Short problem: State how many lines of the data contain the word "Welcome", and write nothing besides the number.

Data listing:
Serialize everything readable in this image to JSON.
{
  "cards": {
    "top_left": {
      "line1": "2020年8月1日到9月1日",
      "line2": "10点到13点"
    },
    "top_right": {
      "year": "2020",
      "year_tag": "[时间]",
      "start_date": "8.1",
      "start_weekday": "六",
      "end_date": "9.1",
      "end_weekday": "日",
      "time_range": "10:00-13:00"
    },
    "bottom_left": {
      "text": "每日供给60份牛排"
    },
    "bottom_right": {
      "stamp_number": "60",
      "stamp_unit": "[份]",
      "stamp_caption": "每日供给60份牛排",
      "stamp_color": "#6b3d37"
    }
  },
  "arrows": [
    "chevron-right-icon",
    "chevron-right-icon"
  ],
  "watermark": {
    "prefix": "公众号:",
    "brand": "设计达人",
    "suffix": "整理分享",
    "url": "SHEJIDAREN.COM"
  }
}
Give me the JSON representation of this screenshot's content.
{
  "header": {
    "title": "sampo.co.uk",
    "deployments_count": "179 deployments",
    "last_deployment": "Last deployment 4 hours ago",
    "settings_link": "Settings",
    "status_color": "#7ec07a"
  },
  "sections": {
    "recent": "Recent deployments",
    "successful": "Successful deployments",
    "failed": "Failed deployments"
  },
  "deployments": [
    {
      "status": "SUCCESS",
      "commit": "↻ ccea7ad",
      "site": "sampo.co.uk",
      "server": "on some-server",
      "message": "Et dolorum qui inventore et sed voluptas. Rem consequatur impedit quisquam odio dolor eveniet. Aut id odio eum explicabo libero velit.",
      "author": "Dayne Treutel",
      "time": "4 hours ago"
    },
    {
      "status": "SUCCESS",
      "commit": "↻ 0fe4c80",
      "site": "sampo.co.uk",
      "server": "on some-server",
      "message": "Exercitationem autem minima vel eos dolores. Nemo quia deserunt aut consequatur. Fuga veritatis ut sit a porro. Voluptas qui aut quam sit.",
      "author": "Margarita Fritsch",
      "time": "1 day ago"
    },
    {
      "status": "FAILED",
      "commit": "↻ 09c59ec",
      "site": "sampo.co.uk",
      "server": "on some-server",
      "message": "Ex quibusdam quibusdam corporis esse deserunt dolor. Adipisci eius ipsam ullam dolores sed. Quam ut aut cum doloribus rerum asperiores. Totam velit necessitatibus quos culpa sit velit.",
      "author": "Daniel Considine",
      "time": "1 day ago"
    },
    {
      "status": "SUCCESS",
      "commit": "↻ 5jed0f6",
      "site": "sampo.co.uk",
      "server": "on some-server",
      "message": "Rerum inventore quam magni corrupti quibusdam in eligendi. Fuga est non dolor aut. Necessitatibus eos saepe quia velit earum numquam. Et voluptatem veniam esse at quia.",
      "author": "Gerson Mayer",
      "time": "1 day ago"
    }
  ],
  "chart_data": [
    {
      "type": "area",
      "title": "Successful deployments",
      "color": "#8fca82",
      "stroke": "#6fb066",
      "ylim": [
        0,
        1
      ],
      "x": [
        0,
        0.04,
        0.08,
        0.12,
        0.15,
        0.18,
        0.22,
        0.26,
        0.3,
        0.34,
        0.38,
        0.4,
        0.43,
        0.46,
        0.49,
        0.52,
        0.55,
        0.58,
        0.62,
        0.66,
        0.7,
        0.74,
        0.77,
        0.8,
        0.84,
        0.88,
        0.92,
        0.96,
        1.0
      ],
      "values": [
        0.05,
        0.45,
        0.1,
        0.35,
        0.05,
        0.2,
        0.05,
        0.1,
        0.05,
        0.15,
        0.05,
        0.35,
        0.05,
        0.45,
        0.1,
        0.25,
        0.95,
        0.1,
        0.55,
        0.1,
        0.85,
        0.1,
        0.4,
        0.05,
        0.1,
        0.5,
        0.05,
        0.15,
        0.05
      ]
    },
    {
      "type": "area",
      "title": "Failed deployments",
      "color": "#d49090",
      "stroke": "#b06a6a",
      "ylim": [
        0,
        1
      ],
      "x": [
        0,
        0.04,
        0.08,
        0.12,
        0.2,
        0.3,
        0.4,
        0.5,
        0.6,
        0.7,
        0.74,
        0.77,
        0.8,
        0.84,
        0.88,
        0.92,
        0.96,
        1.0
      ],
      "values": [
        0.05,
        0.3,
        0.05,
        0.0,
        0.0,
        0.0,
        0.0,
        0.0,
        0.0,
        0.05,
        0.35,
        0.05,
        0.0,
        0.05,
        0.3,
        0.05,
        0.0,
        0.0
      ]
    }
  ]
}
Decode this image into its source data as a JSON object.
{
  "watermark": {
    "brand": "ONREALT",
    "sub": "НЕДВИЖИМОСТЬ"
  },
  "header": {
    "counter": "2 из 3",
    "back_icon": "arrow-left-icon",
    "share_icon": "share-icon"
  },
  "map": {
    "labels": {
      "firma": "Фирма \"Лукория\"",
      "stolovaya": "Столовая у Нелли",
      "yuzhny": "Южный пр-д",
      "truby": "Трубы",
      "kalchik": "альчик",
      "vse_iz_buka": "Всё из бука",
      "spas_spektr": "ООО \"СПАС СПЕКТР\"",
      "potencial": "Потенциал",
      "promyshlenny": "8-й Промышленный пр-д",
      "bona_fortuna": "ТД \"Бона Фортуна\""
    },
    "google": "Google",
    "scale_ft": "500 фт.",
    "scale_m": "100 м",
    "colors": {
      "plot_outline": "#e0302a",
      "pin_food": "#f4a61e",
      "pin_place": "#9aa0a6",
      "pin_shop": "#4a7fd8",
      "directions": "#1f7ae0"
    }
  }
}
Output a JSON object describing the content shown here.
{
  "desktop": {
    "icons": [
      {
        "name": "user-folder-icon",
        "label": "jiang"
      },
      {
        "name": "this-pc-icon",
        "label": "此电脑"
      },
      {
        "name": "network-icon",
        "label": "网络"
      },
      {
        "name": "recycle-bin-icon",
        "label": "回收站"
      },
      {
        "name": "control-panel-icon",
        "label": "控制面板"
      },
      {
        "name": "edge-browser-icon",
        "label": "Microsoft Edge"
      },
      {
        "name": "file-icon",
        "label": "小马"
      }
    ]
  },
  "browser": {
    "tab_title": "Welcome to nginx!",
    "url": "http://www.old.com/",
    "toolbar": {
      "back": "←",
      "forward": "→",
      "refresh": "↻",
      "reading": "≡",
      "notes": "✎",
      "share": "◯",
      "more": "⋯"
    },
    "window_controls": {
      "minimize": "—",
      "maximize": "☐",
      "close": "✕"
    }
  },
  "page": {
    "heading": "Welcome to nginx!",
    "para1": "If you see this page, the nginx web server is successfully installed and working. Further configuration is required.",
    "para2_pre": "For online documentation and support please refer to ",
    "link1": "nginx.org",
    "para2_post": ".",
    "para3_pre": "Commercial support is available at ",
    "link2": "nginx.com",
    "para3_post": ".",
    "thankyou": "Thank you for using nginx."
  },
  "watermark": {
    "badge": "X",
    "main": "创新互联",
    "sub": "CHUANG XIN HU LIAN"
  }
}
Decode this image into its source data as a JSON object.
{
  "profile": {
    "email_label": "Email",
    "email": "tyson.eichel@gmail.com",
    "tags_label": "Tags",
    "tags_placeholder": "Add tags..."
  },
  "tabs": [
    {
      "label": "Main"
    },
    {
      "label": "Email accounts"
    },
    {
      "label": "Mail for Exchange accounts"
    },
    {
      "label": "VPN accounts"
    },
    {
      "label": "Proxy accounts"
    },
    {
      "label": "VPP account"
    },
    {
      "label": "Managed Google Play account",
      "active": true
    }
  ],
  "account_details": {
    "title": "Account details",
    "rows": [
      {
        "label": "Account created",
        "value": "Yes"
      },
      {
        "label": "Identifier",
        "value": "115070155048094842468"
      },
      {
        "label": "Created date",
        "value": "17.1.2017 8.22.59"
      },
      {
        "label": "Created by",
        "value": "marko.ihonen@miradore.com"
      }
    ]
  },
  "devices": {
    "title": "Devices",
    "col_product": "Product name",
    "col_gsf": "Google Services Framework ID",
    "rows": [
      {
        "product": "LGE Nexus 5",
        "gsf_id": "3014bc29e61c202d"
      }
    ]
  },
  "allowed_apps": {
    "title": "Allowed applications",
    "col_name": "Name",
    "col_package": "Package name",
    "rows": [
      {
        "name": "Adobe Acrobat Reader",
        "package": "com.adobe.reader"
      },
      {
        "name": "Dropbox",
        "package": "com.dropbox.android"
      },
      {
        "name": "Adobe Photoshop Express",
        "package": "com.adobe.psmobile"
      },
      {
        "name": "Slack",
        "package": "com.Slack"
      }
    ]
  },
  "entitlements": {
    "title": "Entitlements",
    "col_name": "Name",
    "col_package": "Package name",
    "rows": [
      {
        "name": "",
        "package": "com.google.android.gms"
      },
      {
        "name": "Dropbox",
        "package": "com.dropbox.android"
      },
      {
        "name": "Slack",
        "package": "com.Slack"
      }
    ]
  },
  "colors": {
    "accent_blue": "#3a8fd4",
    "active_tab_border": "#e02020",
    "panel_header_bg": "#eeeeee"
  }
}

The output: 2